*Records for this exercise*.
------------------------------

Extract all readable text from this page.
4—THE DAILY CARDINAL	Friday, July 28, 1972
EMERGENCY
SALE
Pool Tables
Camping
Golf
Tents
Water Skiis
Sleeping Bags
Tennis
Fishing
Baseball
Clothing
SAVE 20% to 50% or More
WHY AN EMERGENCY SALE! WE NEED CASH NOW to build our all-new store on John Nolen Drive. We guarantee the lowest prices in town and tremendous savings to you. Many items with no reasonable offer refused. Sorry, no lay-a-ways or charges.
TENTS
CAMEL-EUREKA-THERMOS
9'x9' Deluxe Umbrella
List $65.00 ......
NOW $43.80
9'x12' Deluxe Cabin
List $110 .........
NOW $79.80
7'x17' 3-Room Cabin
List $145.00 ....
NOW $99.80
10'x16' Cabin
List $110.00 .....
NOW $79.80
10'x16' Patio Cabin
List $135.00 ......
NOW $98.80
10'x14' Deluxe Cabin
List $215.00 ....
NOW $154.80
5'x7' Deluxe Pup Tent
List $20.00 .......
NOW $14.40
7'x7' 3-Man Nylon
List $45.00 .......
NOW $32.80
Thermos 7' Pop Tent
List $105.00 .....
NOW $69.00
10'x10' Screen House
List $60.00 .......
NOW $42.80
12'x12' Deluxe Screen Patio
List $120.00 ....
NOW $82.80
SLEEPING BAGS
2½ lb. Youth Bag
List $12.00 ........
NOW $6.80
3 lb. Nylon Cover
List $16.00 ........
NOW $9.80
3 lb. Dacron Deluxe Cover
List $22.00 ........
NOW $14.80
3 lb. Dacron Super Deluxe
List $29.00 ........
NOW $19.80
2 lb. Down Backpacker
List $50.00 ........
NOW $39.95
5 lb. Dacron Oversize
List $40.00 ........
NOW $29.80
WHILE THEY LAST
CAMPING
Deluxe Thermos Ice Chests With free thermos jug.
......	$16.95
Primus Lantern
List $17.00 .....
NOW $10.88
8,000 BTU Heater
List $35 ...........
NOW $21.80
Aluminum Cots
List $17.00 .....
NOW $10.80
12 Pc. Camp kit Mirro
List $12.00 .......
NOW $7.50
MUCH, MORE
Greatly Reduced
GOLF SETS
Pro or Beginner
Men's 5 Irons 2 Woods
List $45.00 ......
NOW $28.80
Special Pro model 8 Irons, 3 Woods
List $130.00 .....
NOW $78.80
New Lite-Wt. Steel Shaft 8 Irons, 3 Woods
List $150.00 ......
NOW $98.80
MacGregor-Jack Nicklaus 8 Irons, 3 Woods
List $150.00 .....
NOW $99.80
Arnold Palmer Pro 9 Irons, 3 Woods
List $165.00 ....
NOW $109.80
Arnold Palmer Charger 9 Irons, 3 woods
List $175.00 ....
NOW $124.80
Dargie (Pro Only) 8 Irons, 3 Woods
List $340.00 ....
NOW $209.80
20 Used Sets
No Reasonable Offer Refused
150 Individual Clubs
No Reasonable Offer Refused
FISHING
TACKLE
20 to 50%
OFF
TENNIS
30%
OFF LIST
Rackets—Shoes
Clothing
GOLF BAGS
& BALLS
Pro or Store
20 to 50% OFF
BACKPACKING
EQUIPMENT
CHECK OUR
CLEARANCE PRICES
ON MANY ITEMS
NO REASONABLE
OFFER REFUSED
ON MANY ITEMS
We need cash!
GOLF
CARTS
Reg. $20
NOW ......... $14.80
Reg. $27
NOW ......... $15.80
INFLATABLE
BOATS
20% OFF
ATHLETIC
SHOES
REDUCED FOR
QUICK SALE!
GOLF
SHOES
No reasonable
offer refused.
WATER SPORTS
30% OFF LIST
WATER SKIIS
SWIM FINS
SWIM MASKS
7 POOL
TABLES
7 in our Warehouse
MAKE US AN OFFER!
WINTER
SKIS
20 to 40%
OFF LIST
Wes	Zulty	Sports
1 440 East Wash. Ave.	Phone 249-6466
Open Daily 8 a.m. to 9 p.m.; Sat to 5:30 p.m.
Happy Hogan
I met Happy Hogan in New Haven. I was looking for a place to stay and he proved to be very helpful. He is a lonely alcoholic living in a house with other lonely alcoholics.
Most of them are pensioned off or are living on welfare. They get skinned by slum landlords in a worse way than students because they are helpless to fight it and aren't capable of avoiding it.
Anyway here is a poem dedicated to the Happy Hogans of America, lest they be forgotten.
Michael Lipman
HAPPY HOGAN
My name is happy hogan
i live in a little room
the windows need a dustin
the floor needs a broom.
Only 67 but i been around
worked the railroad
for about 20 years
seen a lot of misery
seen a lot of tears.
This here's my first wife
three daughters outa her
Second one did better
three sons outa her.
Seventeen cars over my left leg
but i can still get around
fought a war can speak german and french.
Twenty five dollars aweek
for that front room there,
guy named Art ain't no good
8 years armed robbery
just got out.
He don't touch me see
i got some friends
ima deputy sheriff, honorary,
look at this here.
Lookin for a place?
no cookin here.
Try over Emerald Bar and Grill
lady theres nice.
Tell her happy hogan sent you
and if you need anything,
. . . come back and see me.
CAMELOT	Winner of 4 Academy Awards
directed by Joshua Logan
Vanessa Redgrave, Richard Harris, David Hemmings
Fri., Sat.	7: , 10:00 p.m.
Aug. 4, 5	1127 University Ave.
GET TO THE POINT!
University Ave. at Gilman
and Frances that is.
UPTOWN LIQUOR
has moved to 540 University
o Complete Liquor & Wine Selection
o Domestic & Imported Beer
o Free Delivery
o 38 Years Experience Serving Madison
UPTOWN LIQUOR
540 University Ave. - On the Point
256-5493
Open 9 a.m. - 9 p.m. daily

------------------------------

*Instructions to follow*. Pick out each line in the material containing "Deluxe".

*Answer to the task*.
9'x9' Deluxe Umbrella
9'x12' Deluxe Cabin
10'x14' Deluxe Cabin
5'x7' Deluxe Pup Tent
12'x12' Deluxe Screen Patio
3 lb. Dacron Deluxe Cover
3 lb. Dacron Super Deluxe
Deluxe Thermos Ice Chests With free thermos jug.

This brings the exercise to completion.